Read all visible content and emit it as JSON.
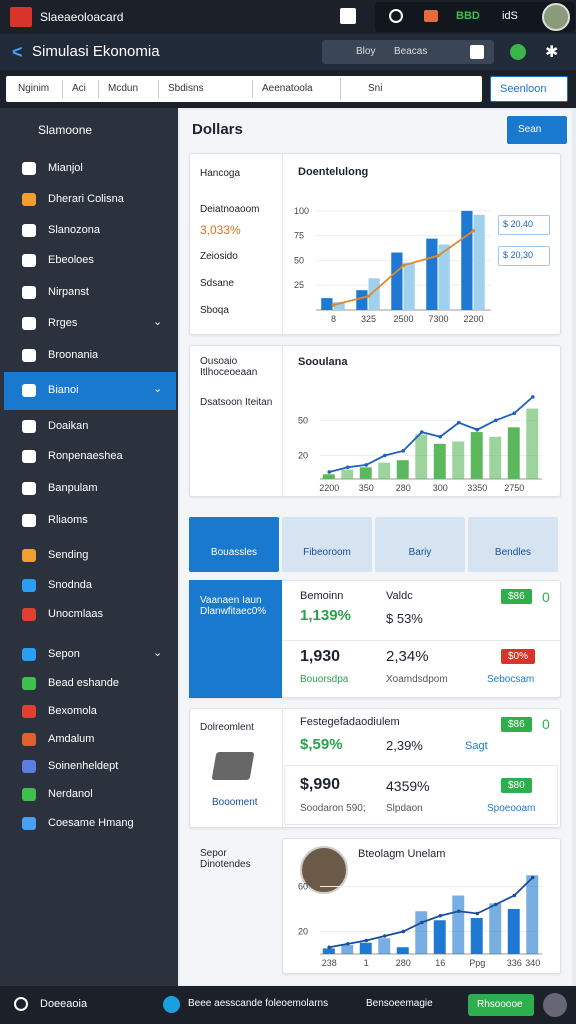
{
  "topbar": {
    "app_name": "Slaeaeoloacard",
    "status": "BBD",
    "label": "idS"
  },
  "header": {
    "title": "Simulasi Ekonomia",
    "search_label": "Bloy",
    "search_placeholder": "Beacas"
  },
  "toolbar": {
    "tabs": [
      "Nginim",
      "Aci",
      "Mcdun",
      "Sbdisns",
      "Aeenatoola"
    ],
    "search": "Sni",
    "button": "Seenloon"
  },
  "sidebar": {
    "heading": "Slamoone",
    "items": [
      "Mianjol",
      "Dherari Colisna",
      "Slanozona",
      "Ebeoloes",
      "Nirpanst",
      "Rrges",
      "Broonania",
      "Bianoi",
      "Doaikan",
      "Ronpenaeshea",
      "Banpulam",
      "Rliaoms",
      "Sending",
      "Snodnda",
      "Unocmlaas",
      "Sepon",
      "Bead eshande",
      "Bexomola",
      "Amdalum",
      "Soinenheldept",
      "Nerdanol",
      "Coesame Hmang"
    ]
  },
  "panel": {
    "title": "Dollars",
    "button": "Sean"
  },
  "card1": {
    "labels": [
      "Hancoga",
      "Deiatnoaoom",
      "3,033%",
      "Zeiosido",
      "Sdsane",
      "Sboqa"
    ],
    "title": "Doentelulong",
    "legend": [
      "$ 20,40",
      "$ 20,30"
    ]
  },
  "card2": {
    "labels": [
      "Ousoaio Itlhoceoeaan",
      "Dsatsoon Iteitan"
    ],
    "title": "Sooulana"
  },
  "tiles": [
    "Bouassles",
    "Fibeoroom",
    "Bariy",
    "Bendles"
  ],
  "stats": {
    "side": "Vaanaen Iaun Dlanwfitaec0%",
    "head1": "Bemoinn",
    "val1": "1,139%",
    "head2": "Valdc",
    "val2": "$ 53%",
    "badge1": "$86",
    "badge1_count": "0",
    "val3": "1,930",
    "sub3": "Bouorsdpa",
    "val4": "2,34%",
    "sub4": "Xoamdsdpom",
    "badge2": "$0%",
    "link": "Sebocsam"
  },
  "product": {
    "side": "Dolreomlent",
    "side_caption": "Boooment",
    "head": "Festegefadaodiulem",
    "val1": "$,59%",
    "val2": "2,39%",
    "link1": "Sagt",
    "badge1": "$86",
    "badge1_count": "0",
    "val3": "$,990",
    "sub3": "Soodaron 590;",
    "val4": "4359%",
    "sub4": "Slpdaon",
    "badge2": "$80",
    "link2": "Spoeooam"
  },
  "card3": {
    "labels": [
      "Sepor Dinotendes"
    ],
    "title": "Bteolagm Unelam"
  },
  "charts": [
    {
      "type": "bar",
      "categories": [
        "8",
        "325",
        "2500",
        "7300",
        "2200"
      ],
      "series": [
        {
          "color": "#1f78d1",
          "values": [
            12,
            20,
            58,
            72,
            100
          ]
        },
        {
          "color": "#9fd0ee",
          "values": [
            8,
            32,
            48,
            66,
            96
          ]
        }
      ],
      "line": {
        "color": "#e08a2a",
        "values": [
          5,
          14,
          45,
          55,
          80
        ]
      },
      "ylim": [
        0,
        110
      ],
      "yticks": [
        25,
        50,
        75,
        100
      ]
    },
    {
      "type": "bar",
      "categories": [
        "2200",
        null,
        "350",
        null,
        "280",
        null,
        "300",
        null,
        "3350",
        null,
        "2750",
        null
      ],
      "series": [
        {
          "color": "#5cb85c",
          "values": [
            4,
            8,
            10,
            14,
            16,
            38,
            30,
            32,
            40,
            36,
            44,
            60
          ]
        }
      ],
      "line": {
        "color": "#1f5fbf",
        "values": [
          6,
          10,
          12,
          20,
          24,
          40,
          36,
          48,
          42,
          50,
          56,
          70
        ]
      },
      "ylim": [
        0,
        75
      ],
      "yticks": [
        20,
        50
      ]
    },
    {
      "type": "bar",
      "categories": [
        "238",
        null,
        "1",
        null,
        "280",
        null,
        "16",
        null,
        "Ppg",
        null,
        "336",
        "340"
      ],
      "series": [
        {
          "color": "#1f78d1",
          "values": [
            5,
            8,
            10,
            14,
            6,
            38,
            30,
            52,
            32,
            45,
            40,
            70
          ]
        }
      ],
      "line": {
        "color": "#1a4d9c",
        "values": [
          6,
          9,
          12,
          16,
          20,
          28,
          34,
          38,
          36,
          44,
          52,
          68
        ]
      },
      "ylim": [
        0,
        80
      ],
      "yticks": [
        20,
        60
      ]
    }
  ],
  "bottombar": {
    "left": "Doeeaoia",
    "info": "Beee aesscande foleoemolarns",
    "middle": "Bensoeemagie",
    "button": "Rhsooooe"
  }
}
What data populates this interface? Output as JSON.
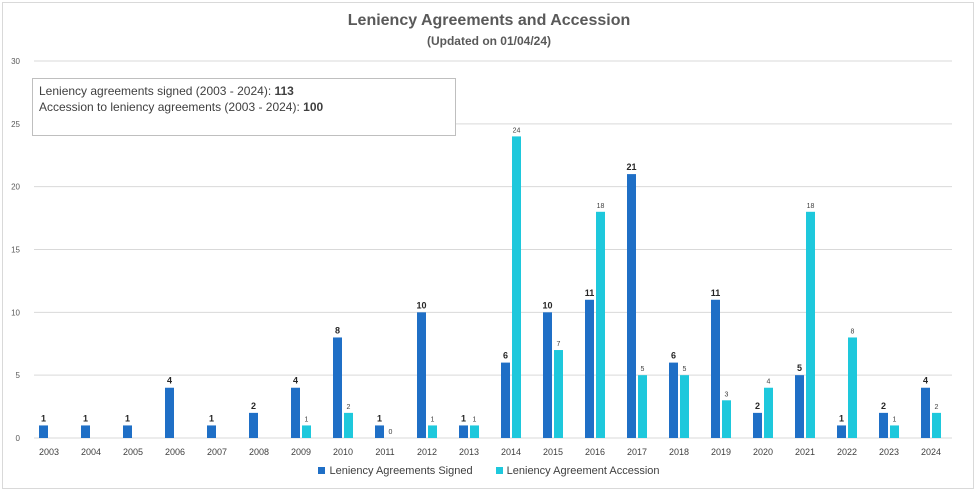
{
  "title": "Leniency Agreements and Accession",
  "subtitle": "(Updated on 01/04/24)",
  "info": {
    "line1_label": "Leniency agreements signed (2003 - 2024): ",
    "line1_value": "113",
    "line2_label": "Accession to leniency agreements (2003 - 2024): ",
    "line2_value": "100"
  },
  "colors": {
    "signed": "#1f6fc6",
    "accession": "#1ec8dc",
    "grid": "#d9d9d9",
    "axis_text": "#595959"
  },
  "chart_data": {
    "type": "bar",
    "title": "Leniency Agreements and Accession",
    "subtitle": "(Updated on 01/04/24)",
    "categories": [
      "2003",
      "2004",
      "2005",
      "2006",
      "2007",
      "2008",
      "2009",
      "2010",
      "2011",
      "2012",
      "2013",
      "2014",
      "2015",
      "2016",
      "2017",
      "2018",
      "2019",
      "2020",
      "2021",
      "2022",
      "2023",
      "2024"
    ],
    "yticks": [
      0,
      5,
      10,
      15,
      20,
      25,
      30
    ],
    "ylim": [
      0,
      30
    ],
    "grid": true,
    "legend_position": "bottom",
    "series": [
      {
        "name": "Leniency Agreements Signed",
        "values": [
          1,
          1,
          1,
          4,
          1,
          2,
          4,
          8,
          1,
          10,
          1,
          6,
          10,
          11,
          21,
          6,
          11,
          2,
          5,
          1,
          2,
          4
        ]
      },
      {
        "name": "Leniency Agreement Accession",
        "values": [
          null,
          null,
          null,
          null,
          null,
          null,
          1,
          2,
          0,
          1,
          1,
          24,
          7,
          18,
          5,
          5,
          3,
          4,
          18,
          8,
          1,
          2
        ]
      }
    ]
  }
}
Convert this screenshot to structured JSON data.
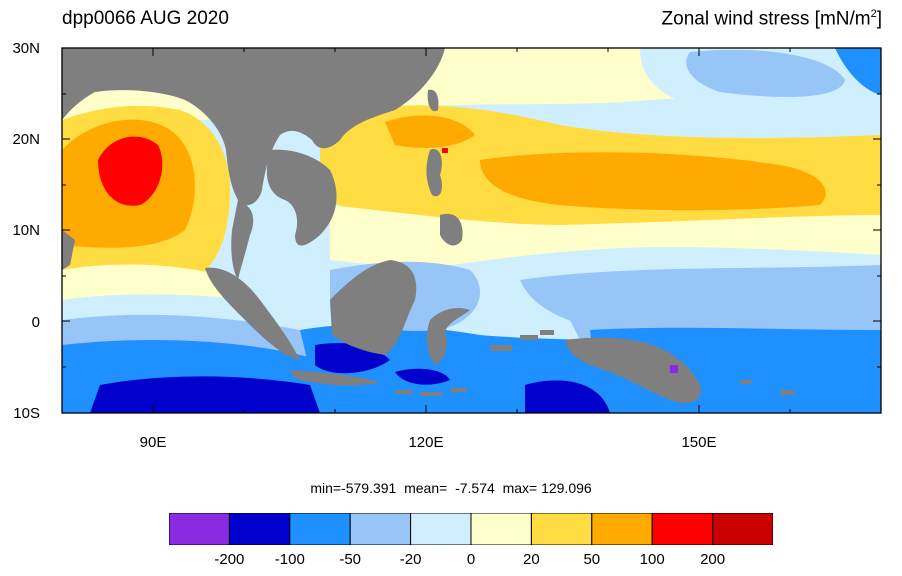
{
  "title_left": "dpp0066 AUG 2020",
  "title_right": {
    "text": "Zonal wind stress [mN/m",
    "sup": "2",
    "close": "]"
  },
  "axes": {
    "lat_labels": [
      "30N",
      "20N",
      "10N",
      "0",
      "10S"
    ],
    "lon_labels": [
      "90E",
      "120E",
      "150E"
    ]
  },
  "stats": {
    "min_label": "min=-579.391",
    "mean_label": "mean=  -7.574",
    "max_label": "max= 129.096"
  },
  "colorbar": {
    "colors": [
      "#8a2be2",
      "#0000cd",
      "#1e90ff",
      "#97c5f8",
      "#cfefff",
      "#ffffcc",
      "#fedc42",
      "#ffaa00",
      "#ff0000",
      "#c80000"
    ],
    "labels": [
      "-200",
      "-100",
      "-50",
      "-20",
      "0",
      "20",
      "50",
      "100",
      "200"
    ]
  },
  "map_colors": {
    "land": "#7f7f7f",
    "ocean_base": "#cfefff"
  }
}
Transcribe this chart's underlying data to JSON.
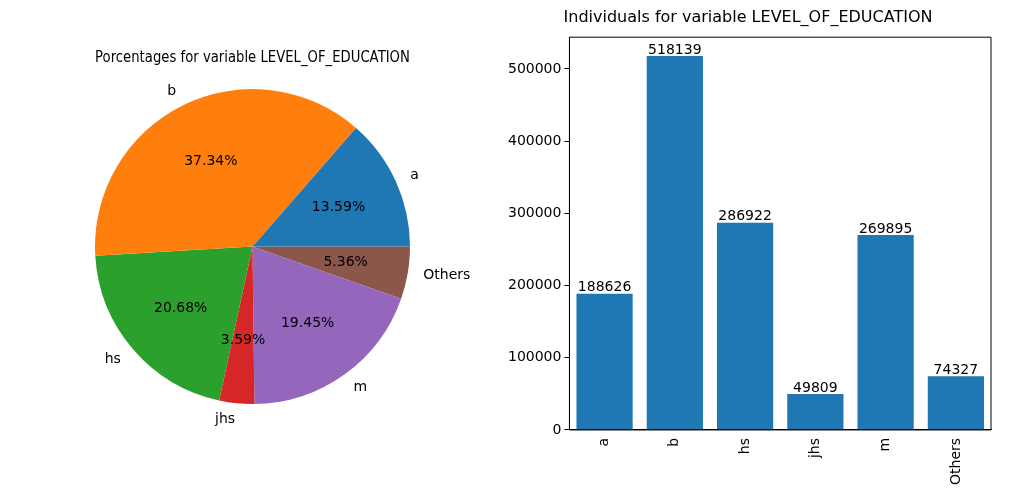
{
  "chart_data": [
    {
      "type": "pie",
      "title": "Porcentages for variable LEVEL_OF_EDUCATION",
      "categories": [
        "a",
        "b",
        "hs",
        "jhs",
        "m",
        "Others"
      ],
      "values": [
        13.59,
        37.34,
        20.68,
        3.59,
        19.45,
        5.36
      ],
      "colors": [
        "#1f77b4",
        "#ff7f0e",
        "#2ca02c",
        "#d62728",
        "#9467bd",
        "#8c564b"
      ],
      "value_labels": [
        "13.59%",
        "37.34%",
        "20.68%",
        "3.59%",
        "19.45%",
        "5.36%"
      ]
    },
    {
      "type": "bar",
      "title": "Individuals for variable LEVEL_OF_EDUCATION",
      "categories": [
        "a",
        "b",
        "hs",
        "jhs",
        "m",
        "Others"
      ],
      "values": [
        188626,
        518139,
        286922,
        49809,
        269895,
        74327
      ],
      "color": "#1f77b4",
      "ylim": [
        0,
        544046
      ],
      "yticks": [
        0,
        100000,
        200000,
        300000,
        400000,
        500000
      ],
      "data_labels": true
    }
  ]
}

## JOB
Using the material above, gather every line that includes "this".

## TASK SOLUTION
What data populates this interface? Output as JSON.
Convert this screenshot to structured JSON data.
Transcribe this chart's underlying data to JSON.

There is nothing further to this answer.